((
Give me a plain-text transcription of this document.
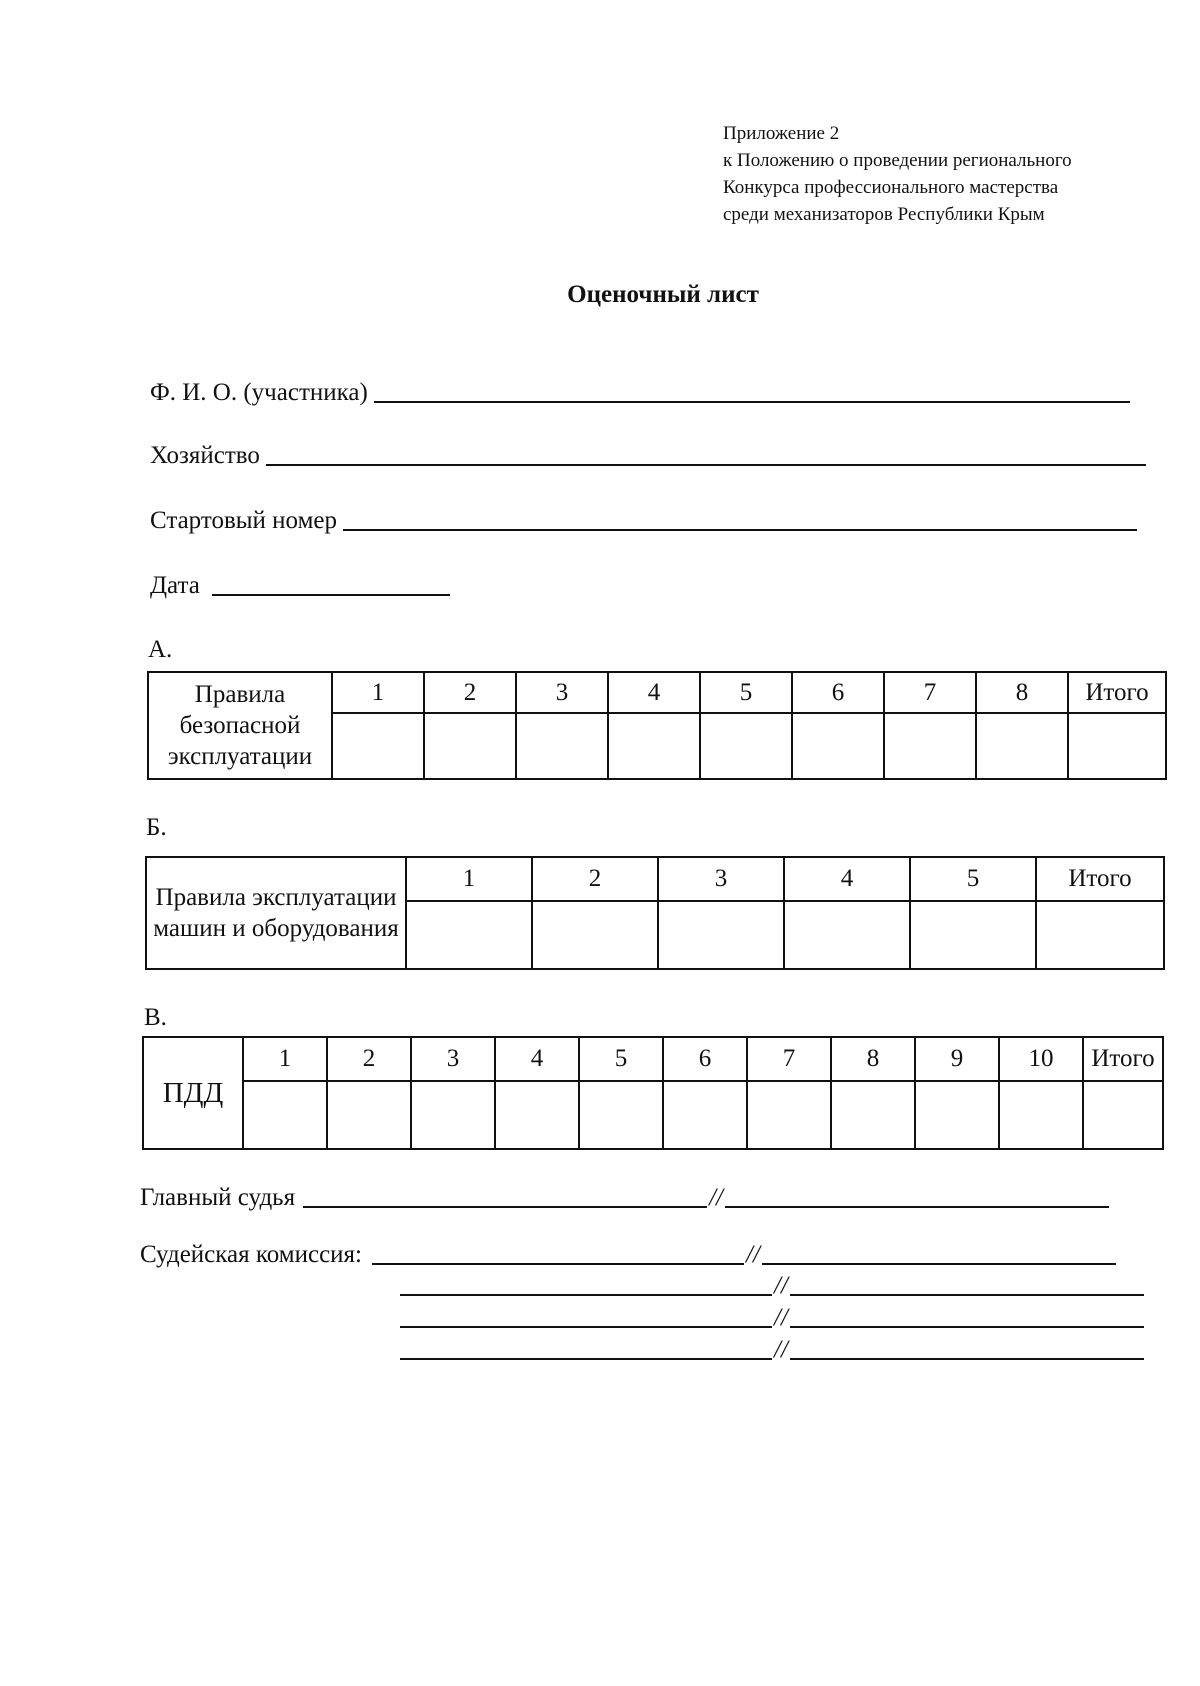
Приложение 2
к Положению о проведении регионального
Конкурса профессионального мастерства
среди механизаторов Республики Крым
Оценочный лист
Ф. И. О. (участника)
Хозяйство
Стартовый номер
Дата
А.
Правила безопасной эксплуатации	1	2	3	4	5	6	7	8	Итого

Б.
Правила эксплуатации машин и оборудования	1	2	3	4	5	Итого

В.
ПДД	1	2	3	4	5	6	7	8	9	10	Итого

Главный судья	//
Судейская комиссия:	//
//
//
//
))
((
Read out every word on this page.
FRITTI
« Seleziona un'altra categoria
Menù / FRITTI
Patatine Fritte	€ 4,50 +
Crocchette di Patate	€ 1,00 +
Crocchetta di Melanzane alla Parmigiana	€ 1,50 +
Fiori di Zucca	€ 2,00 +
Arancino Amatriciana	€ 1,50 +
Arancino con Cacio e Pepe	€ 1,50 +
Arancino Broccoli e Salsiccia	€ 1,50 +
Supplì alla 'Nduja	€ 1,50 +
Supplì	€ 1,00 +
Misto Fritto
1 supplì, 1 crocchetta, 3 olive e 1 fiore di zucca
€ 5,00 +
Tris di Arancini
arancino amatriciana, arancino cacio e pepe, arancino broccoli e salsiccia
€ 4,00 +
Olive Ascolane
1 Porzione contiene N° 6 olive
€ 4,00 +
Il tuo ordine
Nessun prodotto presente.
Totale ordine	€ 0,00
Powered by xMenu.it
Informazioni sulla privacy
))
THE EXERCISE
Reproduce every line of the listing above in which the string "this" appears.

REPLY TO THE EXERCISE
Give me a plain-text transcription of this document.
Read out every word on this page.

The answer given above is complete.